### WHAT IS NEEDED
Your task is to write out the complete listing exactly as it is shown.

### DATA TO PROCESS
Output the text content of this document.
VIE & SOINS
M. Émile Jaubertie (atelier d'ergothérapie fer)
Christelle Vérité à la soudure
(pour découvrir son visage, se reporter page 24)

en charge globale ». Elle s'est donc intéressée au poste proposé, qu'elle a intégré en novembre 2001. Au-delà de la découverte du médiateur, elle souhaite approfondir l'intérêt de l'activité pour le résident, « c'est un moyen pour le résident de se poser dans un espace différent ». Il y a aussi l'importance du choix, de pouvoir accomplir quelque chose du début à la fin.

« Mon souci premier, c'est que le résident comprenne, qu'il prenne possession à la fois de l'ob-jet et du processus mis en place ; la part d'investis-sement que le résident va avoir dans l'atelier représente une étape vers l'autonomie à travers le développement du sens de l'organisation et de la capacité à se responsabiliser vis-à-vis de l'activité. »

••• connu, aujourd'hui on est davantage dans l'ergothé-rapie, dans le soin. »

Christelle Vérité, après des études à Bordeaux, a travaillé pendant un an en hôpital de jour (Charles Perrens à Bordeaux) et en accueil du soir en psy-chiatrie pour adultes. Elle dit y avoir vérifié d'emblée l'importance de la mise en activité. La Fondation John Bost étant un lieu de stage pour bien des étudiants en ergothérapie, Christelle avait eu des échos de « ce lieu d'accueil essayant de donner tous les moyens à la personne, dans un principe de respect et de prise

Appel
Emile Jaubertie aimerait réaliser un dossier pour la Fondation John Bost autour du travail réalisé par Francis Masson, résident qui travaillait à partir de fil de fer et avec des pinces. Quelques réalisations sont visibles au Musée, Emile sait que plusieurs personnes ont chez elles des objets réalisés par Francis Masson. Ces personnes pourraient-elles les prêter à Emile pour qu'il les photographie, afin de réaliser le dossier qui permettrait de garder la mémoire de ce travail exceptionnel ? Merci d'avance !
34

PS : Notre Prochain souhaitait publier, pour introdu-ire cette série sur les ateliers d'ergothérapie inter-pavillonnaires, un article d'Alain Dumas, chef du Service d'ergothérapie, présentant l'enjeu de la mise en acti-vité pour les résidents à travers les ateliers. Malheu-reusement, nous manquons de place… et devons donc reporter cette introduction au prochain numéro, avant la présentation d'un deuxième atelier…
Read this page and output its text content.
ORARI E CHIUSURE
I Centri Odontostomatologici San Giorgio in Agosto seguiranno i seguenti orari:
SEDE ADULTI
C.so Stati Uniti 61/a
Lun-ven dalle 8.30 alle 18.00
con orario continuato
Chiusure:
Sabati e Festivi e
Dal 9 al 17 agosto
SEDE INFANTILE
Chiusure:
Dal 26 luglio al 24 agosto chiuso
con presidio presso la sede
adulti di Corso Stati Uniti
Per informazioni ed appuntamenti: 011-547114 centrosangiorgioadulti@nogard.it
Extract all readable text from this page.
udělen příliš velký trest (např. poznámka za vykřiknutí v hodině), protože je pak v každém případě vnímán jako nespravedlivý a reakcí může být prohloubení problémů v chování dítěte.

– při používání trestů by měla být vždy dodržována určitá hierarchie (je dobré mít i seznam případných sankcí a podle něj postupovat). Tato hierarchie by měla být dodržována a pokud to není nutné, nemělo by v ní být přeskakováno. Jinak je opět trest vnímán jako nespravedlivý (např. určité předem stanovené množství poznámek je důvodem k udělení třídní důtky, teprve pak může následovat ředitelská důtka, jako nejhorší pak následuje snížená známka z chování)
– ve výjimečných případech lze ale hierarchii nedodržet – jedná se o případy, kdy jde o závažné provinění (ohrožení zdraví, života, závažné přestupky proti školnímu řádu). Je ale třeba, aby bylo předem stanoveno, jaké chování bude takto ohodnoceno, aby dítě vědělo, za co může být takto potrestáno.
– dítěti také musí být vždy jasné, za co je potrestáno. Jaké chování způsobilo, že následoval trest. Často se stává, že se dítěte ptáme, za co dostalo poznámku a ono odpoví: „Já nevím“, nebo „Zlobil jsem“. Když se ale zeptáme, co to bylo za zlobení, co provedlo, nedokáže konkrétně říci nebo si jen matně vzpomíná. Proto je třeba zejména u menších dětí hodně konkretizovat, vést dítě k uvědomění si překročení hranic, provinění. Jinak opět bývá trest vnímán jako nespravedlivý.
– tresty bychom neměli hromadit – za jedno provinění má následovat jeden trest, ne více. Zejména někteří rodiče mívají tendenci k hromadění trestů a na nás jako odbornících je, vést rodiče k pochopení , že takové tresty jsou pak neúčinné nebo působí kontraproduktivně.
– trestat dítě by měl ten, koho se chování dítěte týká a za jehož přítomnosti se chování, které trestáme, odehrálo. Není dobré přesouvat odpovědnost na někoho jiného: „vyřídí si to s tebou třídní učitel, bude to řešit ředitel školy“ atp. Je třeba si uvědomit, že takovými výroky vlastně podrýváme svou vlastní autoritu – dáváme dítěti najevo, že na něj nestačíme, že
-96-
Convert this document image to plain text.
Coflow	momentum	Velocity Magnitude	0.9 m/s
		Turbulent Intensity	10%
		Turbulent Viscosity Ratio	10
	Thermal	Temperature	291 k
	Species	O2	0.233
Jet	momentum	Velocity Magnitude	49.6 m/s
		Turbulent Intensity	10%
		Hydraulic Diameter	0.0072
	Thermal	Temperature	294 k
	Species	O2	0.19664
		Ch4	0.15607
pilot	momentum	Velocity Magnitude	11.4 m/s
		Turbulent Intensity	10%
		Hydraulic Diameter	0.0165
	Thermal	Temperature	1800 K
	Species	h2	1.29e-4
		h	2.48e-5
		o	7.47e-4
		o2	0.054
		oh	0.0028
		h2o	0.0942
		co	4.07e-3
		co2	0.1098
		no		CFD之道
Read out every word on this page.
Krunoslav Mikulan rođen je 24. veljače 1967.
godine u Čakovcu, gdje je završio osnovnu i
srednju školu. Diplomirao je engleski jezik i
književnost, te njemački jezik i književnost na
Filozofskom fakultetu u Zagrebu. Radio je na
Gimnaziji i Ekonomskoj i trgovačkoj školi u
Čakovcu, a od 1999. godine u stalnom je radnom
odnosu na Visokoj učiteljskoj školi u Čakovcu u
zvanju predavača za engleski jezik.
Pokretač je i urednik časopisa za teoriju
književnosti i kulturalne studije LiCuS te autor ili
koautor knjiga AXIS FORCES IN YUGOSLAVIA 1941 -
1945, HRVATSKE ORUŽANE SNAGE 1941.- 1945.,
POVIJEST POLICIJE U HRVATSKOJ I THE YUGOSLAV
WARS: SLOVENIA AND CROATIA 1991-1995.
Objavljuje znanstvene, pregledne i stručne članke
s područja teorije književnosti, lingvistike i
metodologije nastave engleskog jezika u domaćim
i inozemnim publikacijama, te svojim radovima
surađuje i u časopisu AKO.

### SOLUTION FOR THIS TASK
Output the text content of this document.
VIE & SOINS
M. Émile Jaubertie (atelier d'ergothérapie fer)
Christelle Vérité à la soudure
(pour découvrir son visage, se reporter page 24)

en charge globale ». Elle s'est donc intéressée au poste proposé, qu'elle a intégré en novembre 2001. Au-delà de la découverte du médiateur, elle souhaite approfondir l'intérêt de l'activité pour le résident, « c'est un moyen pour le résident de se poser dans un espace différent ». Il y a aussi l'importance du choix, de pouvoir accomplir quelque chose du début à la fin.

« Mon souci premier, c'est que le résident comprenne, qu'il prenne possession à la fois de l'ob-jet et du processus mis en place ; la part d'investis-sement que le résident va avoir dans l'atelier représente une étape vers l'autonomie à travers le développement du sens de l'organisation et de la capacité à se responsabiliser vis-à-vis de l'activité. »

••• connu, aujourd'hui on est davantage dans l'ergothé-rapie, dans le soin. »

Christelle Vérité, après des études à Bordeaux, a travaillé pendant un an en hôpital de jour (Charles Perrens à Bordeaux) et en accueil du soir en psy-chiatrie pour adultes. Elle dit y avoir vérifié d'emblée l'importance de la mise en activité. La Fondation John Bost étant un lieu de stage pour bien des étudiants en ergothérapie, Christelle avait eu des échos de « ce lieu d'accueil essayant de donner tous les moyens à la personne, dans un principe de respect et de prise

Appel
Emile Jaubertie aimerait réaliser un dossier pour la Fondation John Bost autour du travail réalisé par Francis Masson, résident qui travaillait à partir de fil de fer et avec des pinces. Quelques réalisations sont visibles au Musée, Emile sait que plusieurs personnes ont chez elles des objets réalisés par Francis Masson. Ces personnes pourraient-elles les prêter à Emile pour qu'il les photographie, afin de réaliser le dossier qui permettrait de garder la mémoire de ce travail exceptionnel ? Merci d'avance !
34

PS : Notre Prochain souhaitait publier, pour introdu-ire cette série sur les ateliers d'ergothérapie inter-pavillonnaires, un article d'Alain Dumas, chef du Service d'ergothérapie, présentant l'enjeu de la mise en acti-vité pour les résidents à travers les ateliers. Malheu-reusement, nous manquons de place… et devons donc reporter cette introduction au prochain numéro, avant la présentation d'un deuxième atelier…
Read this page and output its text content.
ORARI E CHIUSURE
I Centri Odontostomatologici San Giorgio in Agosto seguiranno i seguenti orari:
SEDE ADULTI
C.so Stati Uniti 61/a
Lun-ven dalle 8.30 alle 18.00
con orario continuato
Chiusure:
Sabati e Festivi e
Dal 9 al 17 agosto
SEDE INFANTILE
Chiusure:
Dal 26 luglio al 24 agosto chiuso
con presidio presso la sede
adulti di Corso Stati Uniti
Per informazioni ed appuntamenti: 011-547114 centrosangiorgioadulti@nogard.it
Extract all readable text from this page.
udělen příliš velký trest (např. poznámka za vykřiknutí v hodině), protože je pak v každém případě vnímán jako nespravedlivý a reakcí může být prohloubení problémů v chování dítěte.

– při používání trestů by měla být vždy dodržována určitá hierarchie (je dobré mít i seznam případných sankcí a podle něj postupovat). Tato hierarchie by měla být dodržována a pokud to není nutné, nemělo by v ní být přeskakováno. Jinak je opět trest vnímán jako nespravedlivý (např. určité předem stanovené množství poznámek je důvodem k udělení třídní důtky, teprve pak může následovat ředitelská důtka, jako nejhorší pak následuje snížená známka z chování)
– ve výjimečných případech lze ale hierarchii nedodržet – jedná se o případy, kdy jde o závažné provinění (ohrožení zdraví, života, závažné přestupky proti školnímu řádu). Je ale třeba, aby bylo předem stanoveno, jaké chování bude takto ohodnoceno, aby dítě vědělo, za co může být takto potrestáno.
– dítěti také musí být vždy jasné, za co je potrestáno. Jaké chování způsobilo, že následoval trest. Často se stává, že se dítěte ptáme, za co dostalo poznámku a ono odpoví: „Já nevím“, nebo „Zlobil jsem“. Když se ale zeptáme, co to bylo za zlobení, co provedlo, nedokáže konkrétně říci nebo si jen matně vzpomíná. Proto je třeba zejména u menších dětí hodně konkretizovat, vést dítě k uvědomění si překročení hranic, provinění. Jinak opět bývá trest vnímán jako nespravedlivý.
– tresty bychom neměli hromadit – za jedno provinění má následovat jeden trest, ne více. Zejména někteří rodiče mívají tendenci k hromadění trestů a na nás jako odbornících je, vést rodiče k pochopení , že takové tresty jsou pak neúčinné nebo působí kontraproduktivně.
– trestat dítě by měl ten, koho se chování dítěte týká a za jehož přítomnosti se chování, které trestáme, odehrálo. Není dobré přesouvat odpovědnost na někoho jiného: „vyřídí si to s tebou třídní učitel, bude to řešit ředitel školy“ atp. Je třeba si uvědomit, že takovými výroky vlastně podrýváme svou vlastní autoritu – dáváme dítěti najevo, že na něj nestačíme, že
-96-
Convert this document image to plain text.
Coflow	momentum	Velocity Magnitude	0.9 m/s
		Turbulent Intensity	10%
		Turbulent Viscosity Ratio	10
	Thermal	Temperature	291 k
	Species	O2	0.233
Jet	momentum	Velocity Magnitude	49.6 m/s
		Turbulent Intensity	10%
		Hydraulic Diameter	0.0072
	Thermal	Temperature	294 k
	Species	O2	0.19664
		Ch4	0.15607
pilot	momentum	Velocity Magnitude	11.4 m/s
		Turbulent Intensity	10%
		Hydraulic Diameter	0.0165
	Thermal	Temperature	1800 K
	Species	h2	1.29e-4
		h	2.48e-5
		o	7.47e-4
		o2	0.054
		oh	0.0028
		h2o	0.0942
		co	4.07e-3
		co2	0.1098
		no		CFD之道
Read out every word on this page.
Krunoslav Mikulan rođen je 24. veljače 1967.
godine u Čakovcu, gdje je završio osnovnu i
srednju školu. Diplomirao je engleski jezik i
književnost, te njemački jezik i književnost na
Filozofskom fakultetu u Zagrebu. Radio je na
Gimnaziji i Ekonomskoj i trgovačkoj školi u
Čakovcu, a od 1999. godine u stalnom je radnom
odnosu na Visokoj učiteljskoj školi u Čakovcu u
zvanju predavača za engleski jezik.
Pokretač je i urednik časopisa za teoriju
književnosti i kulturalne studije LiCuS te autor ili
koautor knjiga AXIS FORCES IN YUGOSLAVIA 1941 -
1945, HRVATSKE ORUŽANE SNAGE 1941.- 1945.,
POVIJEST POLICIJE U HRVATSKOJ I THE YUGOSLAV
WARS: SLOVENIA AND CROATIA 1991-1995.
Objavljuje znanstvene, pregledne i stručne članke
s područja teorije književnosti, lingvistike i
metodologije nastave engleskog jezika u domaćim
i inozemnim publikacijama, te svojim radovima
surađuje i u časopisu AKO.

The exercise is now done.